(Entries with figure data)
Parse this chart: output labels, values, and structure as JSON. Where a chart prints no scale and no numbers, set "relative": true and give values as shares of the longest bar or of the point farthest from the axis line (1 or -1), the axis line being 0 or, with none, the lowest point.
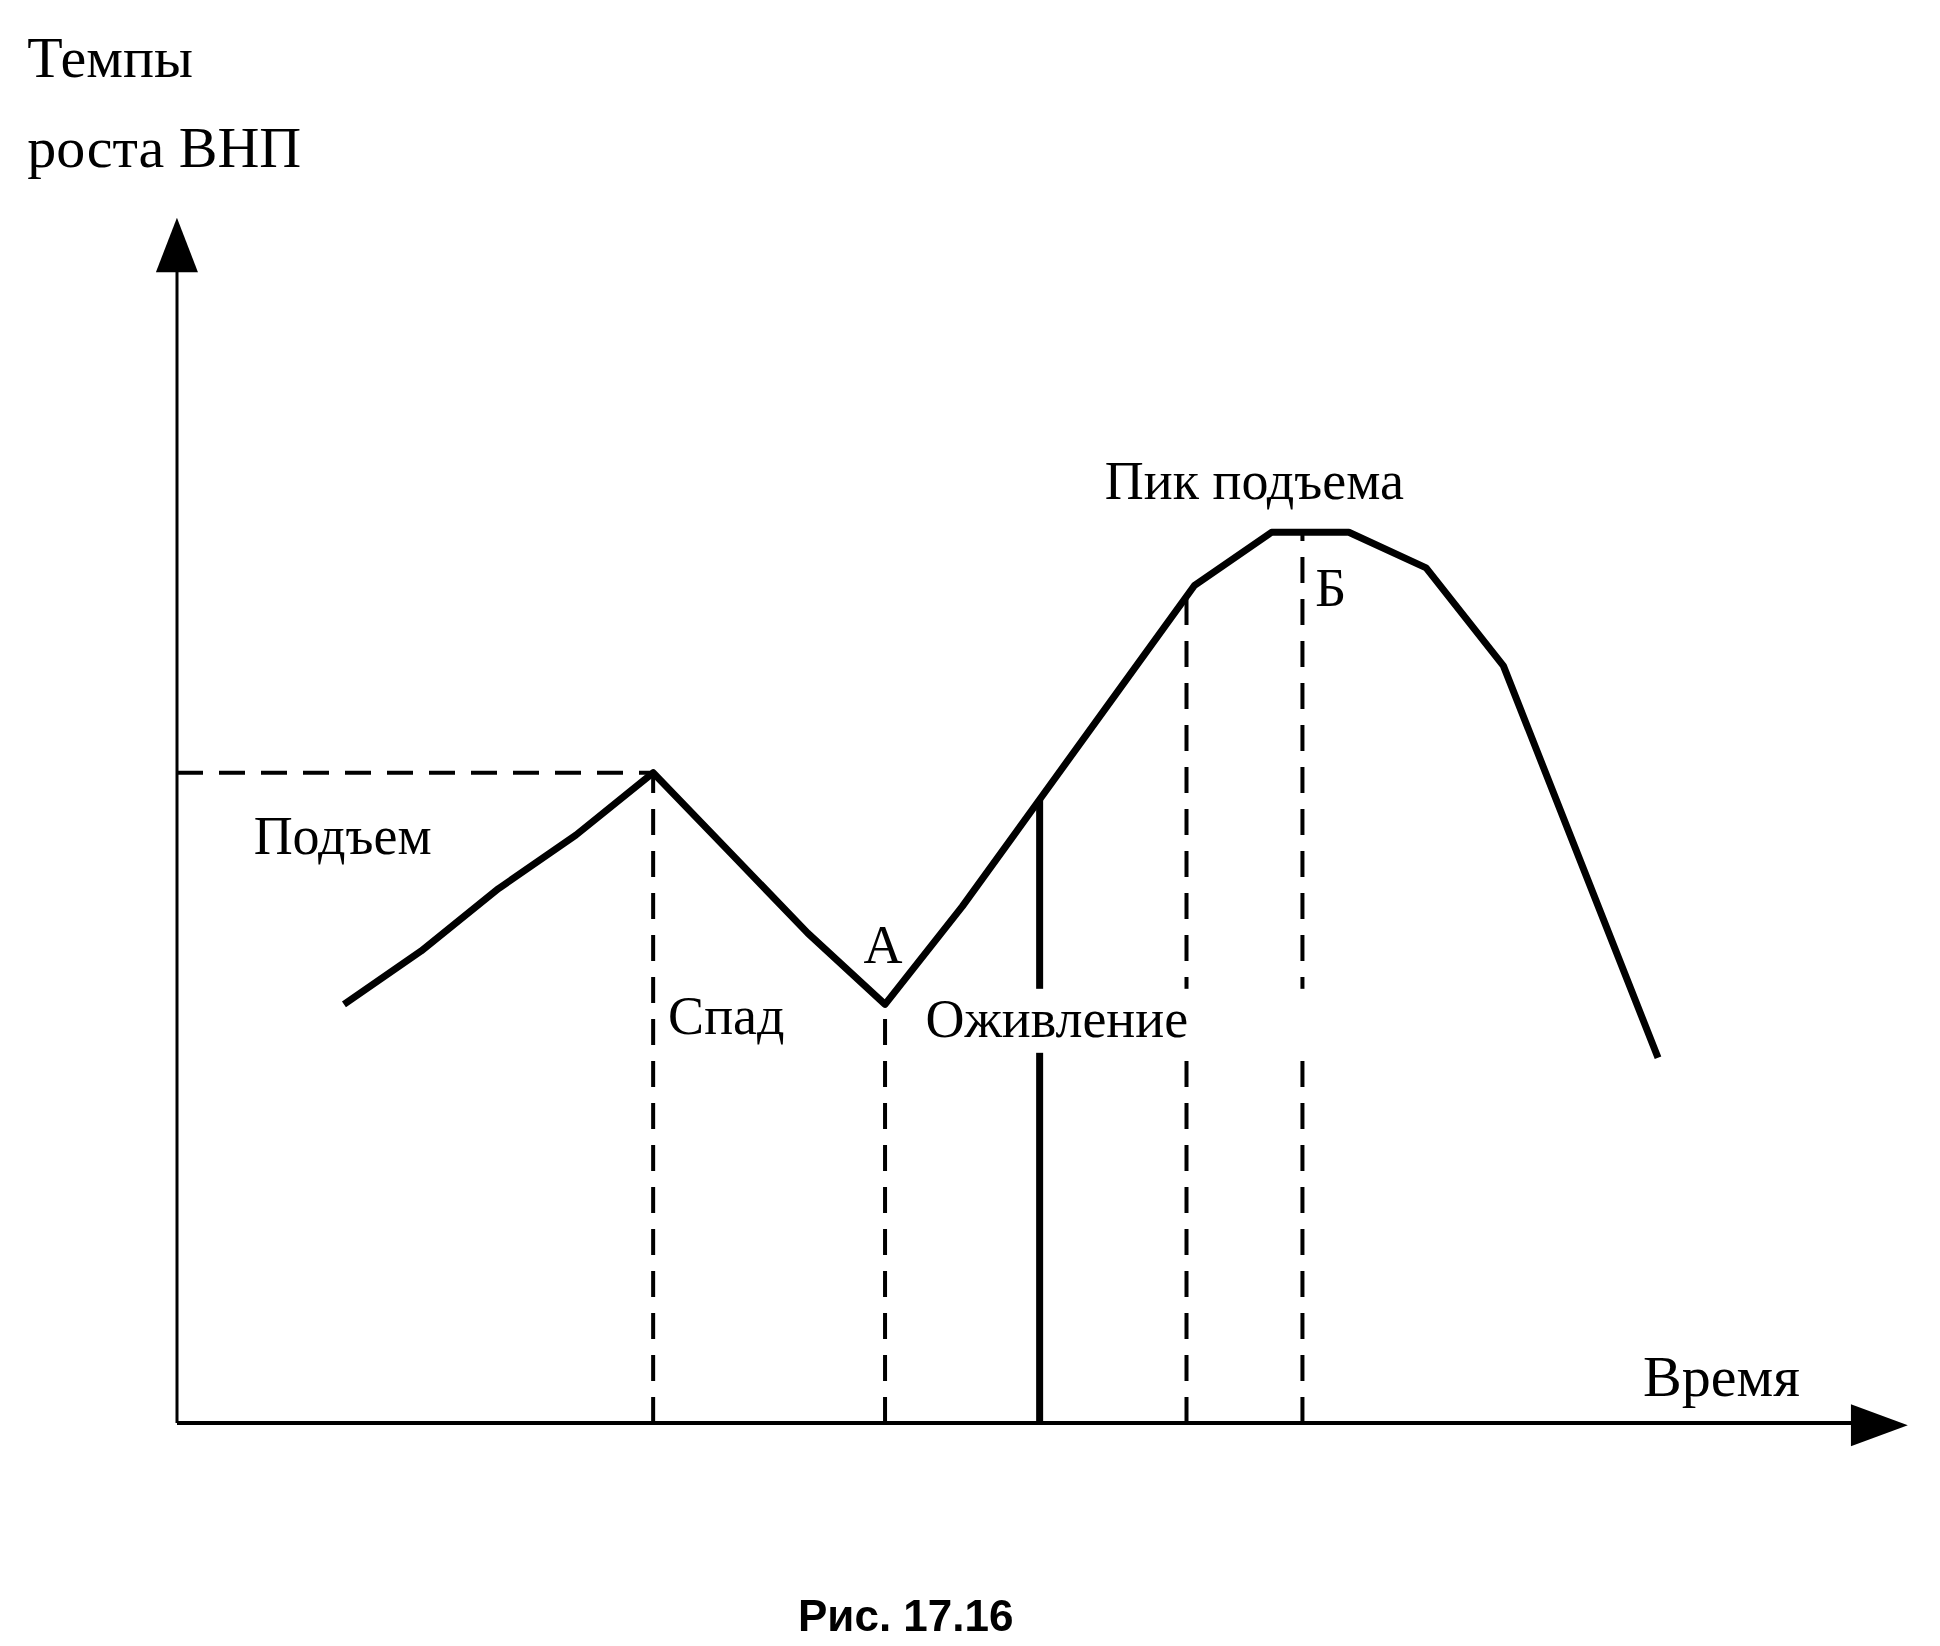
{
  "chart_data": {
    "type": "line",
    "relative": true,
    "xlabel": "Время",
    "categories": [
      null,
      null,
      null,
      null,
      null,
      null,
      null,
      null,
      null,
      null,
      null,
      null,
      null,
      null,
      null,
      null,
      null,
      null
    ],
    "series": [
      {
        "color": "#000000",
        "values": [
          0.47,
          0.53,
          0.6,
          0.66,
          0.73,
          0.64,
          0.55,
          0.47,
          0.58,
          0.7,
          0.82,
          0.94,
          1,
          1,
          0.96,
          0.85,
          0.63,
          0.41
        ]
      }
    ],
    "ref_lines": [
      {
        "axis": "y",
        "value": 0.73,
        "line_style": "dashed"
      }
    ],
    "annotations": [
      "Подъем",
      "Спад",
      "А",
      "Оживление",
      "Пик подъема",
      "Б",
      "Рис. 17.16",
      "Темпы роста ВНП"
    ],
    "marker": "none",
    "line_style": "solid",
    "grid": false
  }
}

** Written task **
Reproduce each entry precisely. Leave the pictures out.

** The completed task **
Parse this chart: output labels, values, and structure as JSON. Where a chart prints no scale and no numbers, set "relative": true and give values as shares of the longest bar or of the point farthest from the axis line (1 or -1), the axis line being 0 or, with none, the lowest point.
{
  "chart_data": {
    "type": "line",
    "relative": true,
    "xlabel": "Время",
    "categories": [
      null,
      null,
      null,
      null,
      null,
      null,
      null,
      null,
      null,
      null,
      null,
      null,
      null,
      null,
      null,
      null,
      null,
      null
    ],
    "series": [
      {
        "color": "#000000",
        "values": [
          0.47,
          0.53,
          0.6,
          0.66,
          0.73,
          0.64,
          0.55,
          0.47,
          0.58,
          0.7,
          0.82,
          0.94,
          1,
          1,
          0.96,
          0.85,
          0.63,
          0.41
        ]
      }
    ],
    "ref_lines": [
      {
        "axis": "y",
        "value": 0.73,
        "line_style": "dashed"
      }
    ],
    "annotations": [
      "Подъем",
      "Спад",
      "А",
      "Оживление",
      "Пик подъема",
      "Б",
      "Рис. 17.16",
      "Темпы роста ВНП"
    ],
    "marker": "none",
    "line_style": "solid",
    "grid": false
  }
}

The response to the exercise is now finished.